◆ **Material for this exercise**
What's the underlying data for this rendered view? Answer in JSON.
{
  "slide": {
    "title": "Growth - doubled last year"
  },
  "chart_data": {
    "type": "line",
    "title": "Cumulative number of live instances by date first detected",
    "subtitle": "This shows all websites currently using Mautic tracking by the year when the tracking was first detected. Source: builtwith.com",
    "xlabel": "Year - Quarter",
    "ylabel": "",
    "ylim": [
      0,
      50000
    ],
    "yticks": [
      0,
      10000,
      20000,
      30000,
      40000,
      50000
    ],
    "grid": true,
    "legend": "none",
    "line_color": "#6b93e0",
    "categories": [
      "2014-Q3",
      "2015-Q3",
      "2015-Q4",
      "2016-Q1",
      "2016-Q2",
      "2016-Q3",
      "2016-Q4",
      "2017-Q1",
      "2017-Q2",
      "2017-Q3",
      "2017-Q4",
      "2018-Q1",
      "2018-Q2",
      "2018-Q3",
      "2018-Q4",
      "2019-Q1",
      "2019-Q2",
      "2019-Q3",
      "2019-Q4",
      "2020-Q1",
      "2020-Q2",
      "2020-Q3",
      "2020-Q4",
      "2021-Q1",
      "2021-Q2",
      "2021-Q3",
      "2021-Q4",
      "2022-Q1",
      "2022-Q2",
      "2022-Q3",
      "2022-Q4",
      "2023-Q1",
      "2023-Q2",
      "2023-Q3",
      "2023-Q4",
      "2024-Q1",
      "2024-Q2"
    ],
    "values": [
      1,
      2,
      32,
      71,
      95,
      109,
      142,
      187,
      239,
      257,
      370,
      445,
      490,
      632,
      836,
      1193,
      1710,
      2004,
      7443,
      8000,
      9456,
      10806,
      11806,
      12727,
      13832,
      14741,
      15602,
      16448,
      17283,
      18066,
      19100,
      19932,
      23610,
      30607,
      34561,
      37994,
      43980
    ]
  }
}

◆ **What the task asks**
Extract the complete listing verbatim.

◆ **Answer to this exercise**
What's the underlying data for this rendered view? Answer in JSON.
{
  "slide": {
    "title": "Growth - doubled last year"
  },
  "chart_data": {
    "type": "line",
    "title": "Cumulative number of live instances by date first detected",
    "subtitle": "This shows all websites currently using Mautic tracking by the year when the tracking was first detected. Source: builtwith.com",
    "xlabel": "Year - Quarter",
    "ylabel": "",
    "ylim": [
      0,
      50000
    ],
    "yticks": [
      0,
      10000,
      20000,
      30000,
      40000,
      50000
    ],
    "grid": true,
    "legend": "none",
    "line_color": "#6b93e0",
    "categories": [
      "2014-Q3",
      "2015-Q3",
      "2015-Q4",
      "2016-Q1",
      "2016-Q2",
      "2016-Q3",
      "2016-Q4",
      "2017-Q1",
      "2017-Q2",
      "2017-Q3",
      "2017-Q4",
      "2018-Q1",
      "2018-Q2",
      "2018-Q3",
      "2018-Q4",
      "2019-Q1",
      "2019-Q2",
      "2019-Q3",
      "2019-Q4",
      "2020-Q1",
      "2020-Q2",
      "2020-Q3",
      "2020-Q4",
      "2021-Q1",
      "2021-Q2",
      "2021-Q3",
      "2021-Q4",
      "2022-Q1",
      "2022-Q2",
      "2022-Q3",
      "2022-Q4",
      "2023-Q1",
      "2023-Q2",
      "2023-Q3",
      "2023-Q4",
      "2024-Q1",
      "2024-Q2"
    ],
    "values": [
      1,
      2,
      32,
      71,
      95,
      109,
      142,
      187,
      239,
      257,
      370,
      445,
      490,
      632,
      836,
      1193,
      1710,
      2004,
      7443,
      8000,
      9456,
      10806,
      11806,
      12727,
      13832,
      14741,
      15602,
      16448,
      17283,
      18066,
      19100,
      19932,
      23610,
      30607,
      34561,
      37994,
      43980
    ]
  }
}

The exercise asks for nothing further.